● **PROBLEM**
Every line must be returned precisely as it is written.

--- start of DATASET RECORDS ---

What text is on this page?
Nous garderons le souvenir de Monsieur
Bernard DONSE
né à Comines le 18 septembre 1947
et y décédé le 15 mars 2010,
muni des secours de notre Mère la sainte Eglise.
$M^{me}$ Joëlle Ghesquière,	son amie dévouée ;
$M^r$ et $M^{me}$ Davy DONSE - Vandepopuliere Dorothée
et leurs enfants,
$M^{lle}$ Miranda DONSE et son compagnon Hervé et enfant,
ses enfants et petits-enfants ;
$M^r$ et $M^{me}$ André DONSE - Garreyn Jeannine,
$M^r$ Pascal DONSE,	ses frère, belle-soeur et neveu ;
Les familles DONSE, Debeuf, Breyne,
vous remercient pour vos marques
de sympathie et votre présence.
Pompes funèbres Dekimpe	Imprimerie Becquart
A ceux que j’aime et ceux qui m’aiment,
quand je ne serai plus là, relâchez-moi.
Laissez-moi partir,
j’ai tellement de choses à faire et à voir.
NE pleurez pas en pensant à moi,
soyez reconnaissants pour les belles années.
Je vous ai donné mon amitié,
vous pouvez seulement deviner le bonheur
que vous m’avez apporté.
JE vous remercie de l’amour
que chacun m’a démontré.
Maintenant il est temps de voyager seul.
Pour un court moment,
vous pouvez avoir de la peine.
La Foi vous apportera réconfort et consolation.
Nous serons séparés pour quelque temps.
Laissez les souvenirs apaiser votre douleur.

--- end of DATASET RECORDS ---

● **RESULT FOR THIS TASK**
What text is on this page?
Nous garderons le souvenir de Monsieur
Bernard DONSE
né à Comines le 18 septembre 1947
et y décédé le 15 mars 2010,
muni des secours de notre Mère la sainte Eglise.
$M^{me}$ Joëlle Ghesquière,	son amie dévouée ;
$M^r$ et $M^{me}$ Davy DONSE - Vandepopuliere Dorothée
et leurs enfants,
$M^{lle}$ Miranda DONSE et son compagnon Hervé et enfant,
ses enfants et petits-enfants ;
$M^r$ et $M^{me}$ André DONSE - Garreyn Jeannine,
$M^r$ Pascal DONSE,	ses frère, belle-soeur et neveu ;
Les familles DONSE, Debeuf, Breyne,
vous remercient pour vos marques
de sympathie et votre présence.
Pompes funèbres Dekimpe	Imprimerie Becquart
A ceux que j’aime et ceux qui m’aiment,
quand je ne serai plus là, relâchez-moi.
Laissez-moi partir,
j’ai tellement de choses à faire et à voir.
NE pleurez pas en pensant à moi,
soyez reconnaissants pour les belles années.
Je vous ai donné mon amitié,
vous pouvez seulement deviner le bonheur
que vous m’avez apporté.
JE vous remercie de l’amour
que chacun m’a démontré.
Maintenant il est temps de voyager seul.
Pour un court moment,
vous pouvez avoir de la peine.
La Foi vous apportera réconfort et consolation.
Nous serons séparés pour quelque temps.
Laissez les souvenirs apaiser votre douleur.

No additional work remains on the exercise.